:: INSTRUCTIONS FOR THE TASK ::
Using the records below, locate all lines containing "Biro" and return them.

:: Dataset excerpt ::
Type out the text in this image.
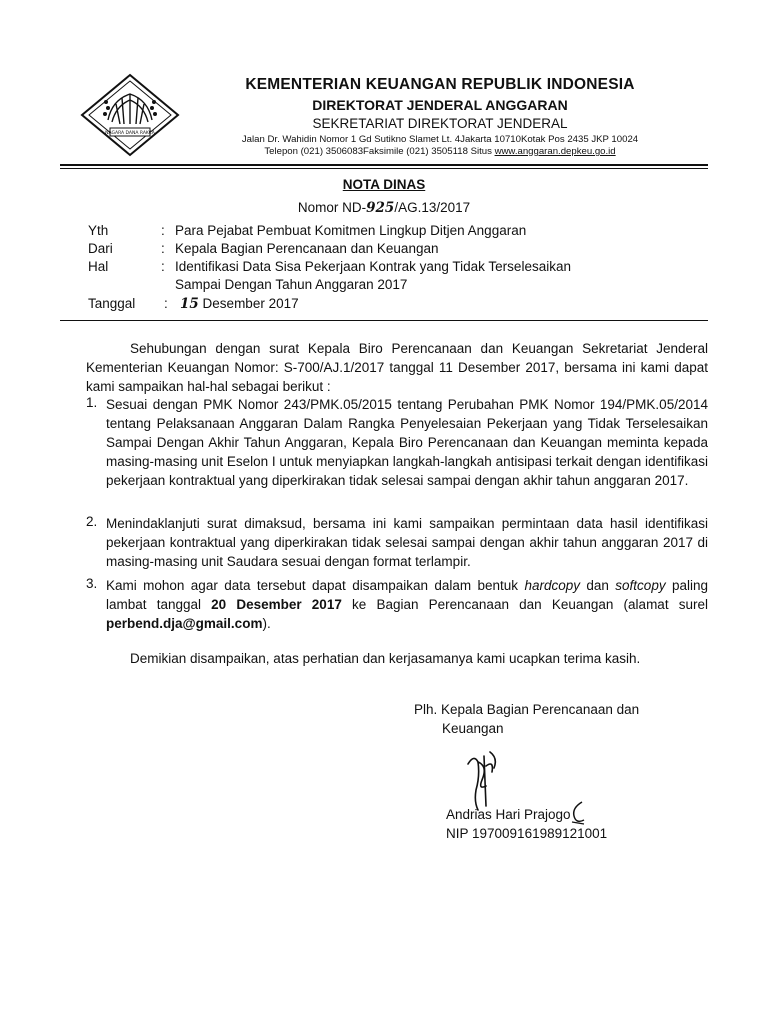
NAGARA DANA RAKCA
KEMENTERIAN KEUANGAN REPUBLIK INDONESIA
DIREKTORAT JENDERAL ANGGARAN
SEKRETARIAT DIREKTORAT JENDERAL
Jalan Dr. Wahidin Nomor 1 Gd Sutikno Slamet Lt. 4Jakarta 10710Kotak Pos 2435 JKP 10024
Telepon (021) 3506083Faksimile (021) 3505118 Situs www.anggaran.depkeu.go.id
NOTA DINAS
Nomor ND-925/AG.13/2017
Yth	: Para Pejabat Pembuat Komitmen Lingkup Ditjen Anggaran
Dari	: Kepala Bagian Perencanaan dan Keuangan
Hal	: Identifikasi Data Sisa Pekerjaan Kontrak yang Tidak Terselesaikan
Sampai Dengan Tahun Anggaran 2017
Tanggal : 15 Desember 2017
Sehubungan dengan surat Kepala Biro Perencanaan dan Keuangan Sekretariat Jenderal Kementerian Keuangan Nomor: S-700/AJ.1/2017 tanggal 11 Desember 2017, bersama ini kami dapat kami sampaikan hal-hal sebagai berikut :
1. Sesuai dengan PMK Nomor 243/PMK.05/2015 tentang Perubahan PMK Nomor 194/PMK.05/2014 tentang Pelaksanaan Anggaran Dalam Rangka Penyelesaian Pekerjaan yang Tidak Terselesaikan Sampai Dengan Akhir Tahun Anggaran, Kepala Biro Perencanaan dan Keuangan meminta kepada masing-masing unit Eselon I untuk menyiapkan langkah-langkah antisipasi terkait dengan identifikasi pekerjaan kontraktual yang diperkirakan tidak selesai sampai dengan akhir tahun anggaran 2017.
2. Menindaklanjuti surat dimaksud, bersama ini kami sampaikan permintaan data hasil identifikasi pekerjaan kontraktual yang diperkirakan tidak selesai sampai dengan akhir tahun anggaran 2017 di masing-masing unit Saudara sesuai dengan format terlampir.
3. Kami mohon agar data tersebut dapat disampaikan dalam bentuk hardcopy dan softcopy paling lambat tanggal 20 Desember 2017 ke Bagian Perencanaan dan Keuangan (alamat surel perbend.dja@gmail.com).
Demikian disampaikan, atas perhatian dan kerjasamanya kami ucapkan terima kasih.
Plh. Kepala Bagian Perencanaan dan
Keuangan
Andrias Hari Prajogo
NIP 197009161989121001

:: TASK RESULT ::
Sehubungan dengan surat Kepala Biro Perencanaan dan Keuangan Sekretariat Jenderal Kementerian Keuangan Nomor: S-700/AJ.1/2017 tanggal 11 Desember 2017, bersama ini kami dapat kami sampaikan hal-hal sebagai berikut :
1. Sesuai dengan PMK Nomor 243/PMK.05/2015 tentang Perubahan PMK Nomor 194/PMK.05/2014 tentang Pelaksanaan Anggaran Dalam Rangka Penyelesaian Pekerjaan yang Tidak Terselesaikan Sampai Dengan Akhir Tahun Anggaran, Kepala Biro Perencanaan dan Keuangan meminta kepada masing-masing unit Eselon I untuk menyiapkan langkah-langkah antisipasi terkait dengan identifikasi pekerjaan kontraktual yang diperkirakan tidak selesai sampai dengan akhir tahun anggaran 2017.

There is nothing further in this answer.